_GIVEN EXERCISE_. Lines containing the word "jednorázovém" are the ones to copy from the records below.

* start DATA *

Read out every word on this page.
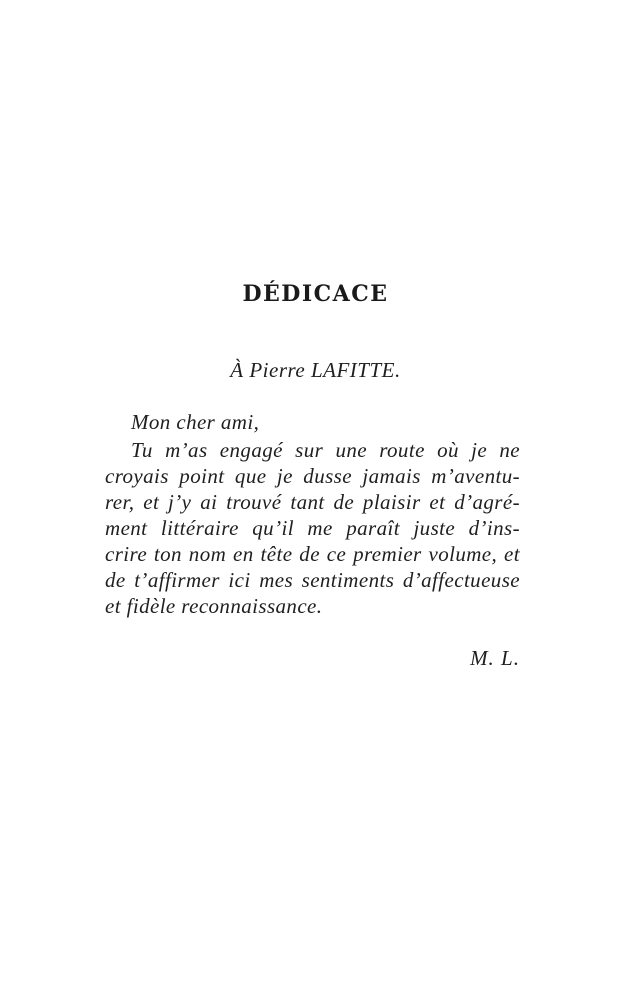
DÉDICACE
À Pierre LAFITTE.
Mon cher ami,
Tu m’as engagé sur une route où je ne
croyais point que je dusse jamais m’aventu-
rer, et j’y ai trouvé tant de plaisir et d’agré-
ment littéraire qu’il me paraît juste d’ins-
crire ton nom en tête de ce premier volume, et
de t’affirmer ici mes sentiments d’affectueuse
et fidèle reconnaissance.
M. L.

* end DATA *
* start DATA *

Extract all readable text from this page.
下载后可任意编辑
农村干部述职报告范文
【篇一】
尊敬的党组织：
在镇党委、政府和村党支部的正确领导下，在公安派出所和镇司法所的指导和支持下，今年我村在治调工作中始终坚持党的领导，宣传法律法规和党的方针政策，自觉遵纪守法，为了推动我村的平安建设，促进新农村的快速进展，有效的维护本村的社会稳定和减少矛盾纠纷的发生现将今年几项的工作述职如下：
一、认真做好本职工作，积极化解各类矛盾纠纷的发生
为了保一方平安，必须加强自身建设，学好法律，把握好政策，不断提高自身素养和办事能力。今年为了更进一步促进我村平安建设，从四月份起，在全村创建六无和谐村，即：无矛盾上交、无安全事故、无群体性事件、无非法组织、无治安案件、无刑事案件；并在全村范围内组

* end DATA *
* start DATA *

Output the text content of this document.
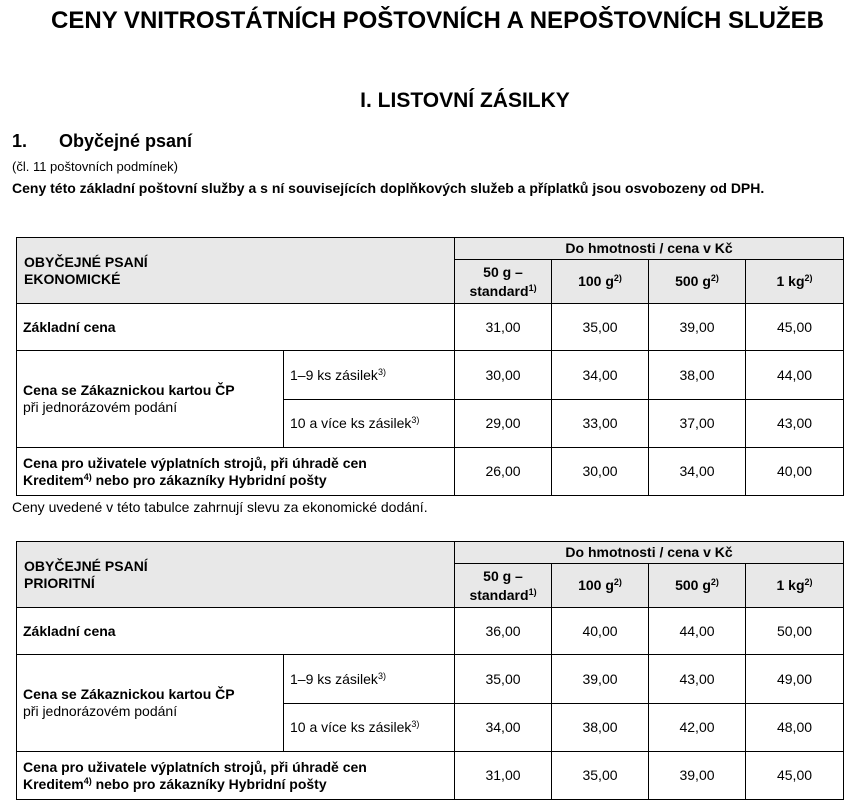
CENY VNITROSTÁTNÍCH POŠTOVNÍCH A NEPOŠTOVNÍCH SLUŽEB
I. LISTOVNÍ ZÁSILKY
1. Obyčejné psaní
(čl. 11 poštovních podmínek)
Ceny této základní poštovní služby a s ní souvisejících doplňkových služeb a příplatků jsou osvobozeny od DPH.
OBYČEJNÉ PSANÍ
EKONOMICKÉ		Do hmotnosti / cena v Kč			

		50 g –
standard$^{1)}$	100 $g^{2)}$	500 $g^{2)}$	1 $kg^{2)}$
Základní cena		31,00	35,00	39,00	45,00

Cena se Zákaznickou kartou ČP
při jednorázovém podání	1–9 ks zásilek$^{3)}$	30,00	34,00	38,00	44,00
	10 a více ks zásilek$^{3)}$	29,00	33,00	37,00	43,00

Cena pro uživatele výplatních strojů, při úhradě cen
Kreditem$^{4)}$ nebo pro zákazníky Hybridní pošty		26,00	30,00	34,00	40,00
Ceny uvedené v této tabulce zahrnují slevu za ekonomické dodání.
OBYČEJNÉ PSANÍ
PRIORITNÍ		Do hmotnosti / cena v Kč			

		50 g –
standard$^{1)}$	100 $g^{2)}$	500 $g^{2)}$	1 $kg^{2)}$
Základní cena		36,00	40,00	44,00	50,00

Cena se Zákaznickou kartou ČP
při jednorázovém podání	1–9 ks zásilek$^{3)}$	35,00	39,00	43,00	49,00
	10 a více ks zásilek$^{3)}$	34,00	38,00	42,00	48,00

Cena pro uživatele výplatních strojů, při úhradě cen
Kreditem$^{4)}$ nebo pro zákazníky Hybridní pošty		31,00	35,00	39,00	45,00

* end DATA *

_REPLY_.
při jednorázovém podání	1–9 ks zásilek$^{3)}$	30,00	34,00	38,00	44,00
při jednorázovém podání	1–9 ks zásilek$^{3)}$	35,00	39,00	43,00	49,00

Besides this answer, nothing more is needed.